What the exercise asks: Edit the rows below by changing "Bode Diagrams" to "Bode Plots" and leaving every other part unchanged.

Data in this exercise:
----

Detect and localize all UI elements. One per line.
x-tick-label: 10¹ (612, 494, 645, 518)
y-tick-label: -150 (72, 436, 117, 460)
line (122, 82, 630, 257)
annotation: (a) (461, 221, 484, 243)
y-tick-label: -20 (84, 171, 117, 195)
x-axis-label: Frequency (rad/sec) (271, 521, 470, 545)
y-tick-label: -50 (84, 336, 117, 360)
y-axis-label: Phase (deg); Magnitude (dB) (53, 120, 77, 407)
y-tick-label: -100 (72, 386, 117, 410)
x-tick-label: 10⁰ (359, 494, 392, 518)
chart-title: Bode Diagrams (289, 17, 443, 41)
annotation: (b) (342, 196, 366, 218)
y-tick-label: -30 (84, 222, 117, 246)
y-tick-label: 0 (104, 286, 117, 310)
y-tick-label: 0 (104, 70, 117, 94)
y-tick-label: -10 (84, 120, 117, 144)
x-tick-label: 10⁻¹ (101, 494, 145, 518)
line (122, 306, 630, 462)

----

Task output:
Detect and localize all UI elements. One per line.
x-tick-label: 10¹ (612, 494, 645, 518)
y-tick-label: -150 (72, 436, 117, 460)
line (122, 82, 630, 257)
annotation: (a) (461, 221, 484, 243)
y-tick-label: -20 (84, 171, 117, 195)
x-axis-label: Frequency (rad/sec) (271, 521, 470, 545)
y-tick-label: -50 (84, 336, 117, 360)
y-axis-label: Phase (deg); Magnitude (dB) (53, 120, 77, 407)
y-tick-label: -100 (72, 386, 117, 410)
x-tick-label: 10⁰ (359, 494, 392, 518)
chart-title: Bode Plots (289, 17, 443, 41)
annotation: (b) (342, 196, 366, 218)
y-tick-label: -30 (84, 222, 117, 246)
y-tick-label: 0 (104, 286, 117, 310)
y-tick-label: 0 (104, 70, 117, 94)
y-tick-label: -10 (84, 120, 117, 144)
x-tick-label: 10⁻¹ (101, 494, 145, 518)
line (122, 306, 630, 462)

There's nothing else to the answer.